> [Exercise requirements] Look through the material and tally each line bearing the word "nerfs". Give only the total.

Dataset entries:
^^^^

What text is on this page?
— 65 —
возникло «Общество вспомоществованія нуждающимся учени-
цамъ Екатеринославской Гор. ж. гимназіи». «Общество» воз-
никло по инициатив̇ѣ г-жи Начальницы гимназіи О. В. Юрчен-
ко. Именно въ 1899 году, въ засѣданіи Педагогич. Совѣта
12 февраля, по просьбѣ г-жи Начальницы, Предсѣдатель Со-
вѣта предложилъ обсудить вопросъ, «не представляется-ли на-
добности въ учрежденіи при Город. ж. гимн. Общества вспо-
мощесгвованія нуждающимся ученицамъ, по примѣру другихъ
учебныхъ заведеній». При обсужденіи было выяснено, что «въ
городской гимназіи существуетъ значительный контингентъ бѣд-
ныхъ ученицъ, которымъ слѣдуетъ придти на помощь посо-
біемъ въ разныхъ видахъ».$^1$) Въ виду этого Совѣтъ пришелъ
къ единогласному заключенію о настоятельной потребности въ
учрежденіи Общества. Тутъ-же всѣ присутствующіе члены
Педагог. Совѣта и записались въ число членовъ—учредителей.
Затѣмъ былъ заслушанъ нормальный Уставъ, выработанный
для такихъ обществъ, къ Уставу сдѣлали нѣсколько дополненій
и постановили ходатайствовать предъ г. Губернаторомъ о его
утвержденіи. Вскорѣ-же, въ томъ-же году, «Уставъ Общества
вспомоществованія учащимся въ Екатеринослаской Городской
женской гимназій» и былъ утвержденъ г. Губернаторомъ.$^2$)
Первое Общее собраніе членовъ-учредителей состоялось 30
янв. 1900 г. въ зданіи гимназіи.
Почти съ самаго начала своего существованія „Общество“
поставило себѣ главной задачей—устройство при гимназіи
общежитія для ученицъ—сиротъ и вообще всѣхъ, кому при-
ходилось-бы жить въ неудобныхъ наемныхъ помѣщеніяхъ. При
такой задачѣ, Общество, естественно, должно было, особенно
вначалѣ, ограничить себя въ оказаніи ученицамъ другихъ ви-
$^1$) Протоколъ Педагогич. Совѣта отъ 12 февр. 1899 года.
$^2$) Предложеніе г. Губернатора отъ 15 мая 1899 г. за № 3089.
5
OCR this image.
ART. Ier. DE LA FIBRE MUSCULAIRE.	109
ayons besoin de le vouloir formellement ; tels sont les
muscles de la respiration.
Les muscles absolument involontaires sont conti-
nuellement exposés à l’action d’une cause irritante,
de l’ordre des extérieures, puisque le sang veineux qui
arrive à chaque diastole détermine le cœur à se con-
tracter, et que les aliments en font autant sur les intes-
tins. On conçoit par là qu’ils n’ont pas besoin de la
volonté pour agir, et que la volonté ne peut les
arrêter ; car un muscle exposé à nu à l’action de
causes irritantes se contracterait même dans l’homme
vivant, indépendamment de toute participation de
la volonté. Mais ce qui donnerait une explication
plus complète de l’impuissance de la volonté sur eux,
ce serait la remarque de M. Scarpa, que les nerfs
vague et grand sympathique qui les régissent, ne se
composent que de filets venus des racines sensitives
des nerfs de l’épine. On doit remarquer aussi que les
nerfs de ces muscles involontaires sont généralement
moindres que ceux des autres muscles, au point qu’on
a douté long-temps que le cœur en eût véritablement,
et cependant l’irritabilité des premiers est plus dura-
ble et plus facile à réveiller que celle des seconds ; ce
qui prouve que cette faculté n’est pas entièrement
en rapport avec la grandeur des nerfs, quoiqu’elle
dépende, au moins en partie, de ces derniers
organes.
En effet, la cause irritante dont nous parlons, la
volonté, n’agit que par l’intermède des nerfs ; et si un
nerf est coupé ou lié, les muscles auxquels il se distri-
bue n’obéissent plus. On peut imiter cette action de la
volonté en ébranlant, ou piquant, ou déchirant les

^^^^

> [Exercise output] 5